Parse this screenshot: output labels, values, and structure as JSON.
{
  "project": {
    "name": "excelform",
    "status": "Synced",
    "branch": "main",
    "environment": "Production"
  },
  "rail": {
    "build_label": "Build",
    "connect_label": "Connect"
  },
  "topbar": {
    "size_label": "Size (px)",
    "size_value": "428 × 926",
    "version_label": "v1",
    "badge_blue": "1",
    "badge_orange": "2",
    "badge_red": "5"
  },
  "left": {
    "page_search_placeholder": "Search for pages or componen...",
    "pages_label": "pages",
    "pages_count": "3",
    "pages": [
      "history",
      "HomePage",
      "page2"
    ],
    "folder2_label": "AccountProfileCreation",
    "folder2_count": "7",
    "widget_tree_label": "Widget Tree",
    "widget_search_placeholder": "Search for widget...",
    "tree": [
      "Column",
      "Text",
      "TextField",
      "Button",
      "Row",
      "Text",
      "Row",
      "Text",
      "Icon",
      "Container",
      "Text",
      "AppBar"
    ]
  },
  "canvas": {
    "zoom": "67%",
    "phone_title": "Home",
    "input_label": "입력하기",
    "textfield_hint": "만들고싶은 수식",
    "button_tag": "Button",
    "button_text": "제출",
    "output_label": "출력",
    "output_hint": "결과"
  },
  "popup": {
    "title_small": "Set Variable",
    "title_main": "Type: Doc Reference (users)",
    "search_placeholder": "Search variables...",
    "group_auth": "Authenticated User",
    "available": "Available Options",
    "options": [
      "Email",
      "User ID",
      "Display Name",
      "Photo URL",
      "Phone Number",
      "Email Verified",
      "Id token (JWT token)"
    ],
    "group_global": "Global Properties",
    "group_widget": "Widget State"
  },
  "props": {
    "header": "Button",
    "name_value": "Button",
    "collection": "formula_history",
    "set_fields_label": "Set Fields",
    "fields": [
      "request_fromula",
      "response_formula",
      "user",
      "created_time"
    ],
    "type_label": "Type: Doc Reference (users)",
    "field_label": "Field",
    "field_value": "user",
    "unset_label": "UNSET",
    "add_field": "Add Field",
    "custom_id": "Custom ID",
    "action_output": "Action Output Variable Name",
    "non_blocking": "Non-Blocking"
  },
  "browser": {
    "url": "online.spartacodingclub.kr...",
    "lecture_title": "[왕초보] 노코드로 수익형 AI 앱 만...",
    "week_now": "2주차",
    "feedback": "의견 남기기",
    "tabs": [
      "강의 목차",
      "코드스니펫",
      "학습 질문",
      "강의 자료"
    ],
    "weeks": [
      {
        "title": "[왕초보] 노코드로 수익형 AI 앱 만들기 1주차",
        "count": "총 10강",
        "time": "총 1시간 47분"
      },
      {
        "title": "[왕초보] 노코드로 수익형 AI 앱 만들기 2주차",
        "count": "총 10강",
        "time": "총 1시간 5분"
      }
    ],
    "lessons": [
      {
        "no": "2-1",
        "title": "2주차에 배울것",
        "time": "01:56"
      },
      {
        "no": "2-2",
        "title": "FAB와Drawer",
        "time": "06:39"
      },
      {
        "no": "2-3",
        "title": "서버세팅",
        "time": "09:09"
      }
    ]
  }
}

===

— Aim of the task —
Recopy the entries above exactly, with every line included.

— Result of this exercise —
Parse this screenshot: output labels, values, and structure as JSON.
{
  "project": {
    "name": "excelform",
    "status": "Synced",
    "branch": "main",
    "environment": "Production"
  },
  "rail": {
    "build_label": "Build",
    "connect_label": "Connect"
  },
  "topbar": {
    "size_label": "Size (px)",
    "size_value": "428 × 926",
    "version_label": "v1",
    "badge_blue": "1",
    "badge_orange": "2",
    "badge_red": "5"
  },
  "left": {
    "page_search_placeholder": "Search for pages or componen...",
    "pages_label": "pages",
    "pages_count": "3",
    "pages": [
      "history",
      "HomePage",
      "page2"
    ],
    "folder2_label": "AccountProfileCreation",
    "folder2_count": "7",
    "widget_tree_label": "Widget Tree",
    "widget_search_placeholder": "Search for widget...",
    "tree": [
      "Column",
      "Text",
      "TextField",
      "Button",
      "Row",
      "Text",
      "Row",
      "Text",
      "Icon",
      "Container",
      "Text",
      "AppBar"
    ]
  },
  "canvas": {
    "zoom": "67%",
    "phone_title": "Home",
    "input_label": "입력하기",
    "textfield_hint": "만들고싶은 수식",
    "button_tag": "Button",
    "button_text": "제출",
    "output_label": "출력",
    "output_hint": "결과"
  },
  "popup": {
    "title_small": "Set Variable",
    "title_main": "Type: Doc Reference (users)",
    "search_placeholder": "Search variables...",
    "group_auth": "Authenticated User",
    "available": "Available Options",
    "options": [
      "Email",
      "User ID",
      "Display Name",
      "Photo URL",
      "Phone Number",
      "Email Verified",
      "Id token (JWT token)"
    ],
    "group_global": "Global Properties",
    "group_widget": "Widget State"
  },
  "props": {
    "header": "Button",
    "name_value": "Button",
    "collection": "formula_history",
    "set_fields_label": "Set Fields",
    "fields": [
      "request_fromula",
      "response_formula",
      "user",
      "created_time"
    ],
    "type_label": "Type: Doc Reference (users)",
    "field_label": "Field",
    "field_value": "user",
    "unset_label": "UNSET",
    "add_field": "Add Field",
    "custom_id": "Custom ID",
    "action_output": "Action Output Variable Name",
    "non_blocking": "Non-Blocking"
  },
  "browser": {
    "url": "online.spartacodingclub.kr...",
    "lecture_title": "[왕초보] 노코드로 수익형 AI 앱 만...",
    "week_now": "2주차",
    "feedback": "의견 남기기",
    "tabs": [
      "강의 목차",
      "코드스니펫",
      "학습 질문",
      "강의 자료"
    ],
    "weeks": [
      {
        "title": "[왕초보] 노코드로 수익형 AI 앱 만들기 1주차",
        "count": "총 10강",
        "time": "총 1시간 47분"
      },
      {
        "title": "[왕초보] 노코드로 수익형 AI 앱 만들기 2주차",
        "count": "총 10강",
        "time": "총 1시간 5분"
      }
    ],
    "lessons": [
      {
        "no": "2-1",
        "title": "2주차에 배울것",
        "time": "01:56"
      },
      {
        "no": "2-2",
        "title": "FAB와Drawer",
        "time": "06:39"
      },
      {
        "no": "2-3",
        "title": "서버세팅",
        "time": "09:09"
      }
    ]
  }
}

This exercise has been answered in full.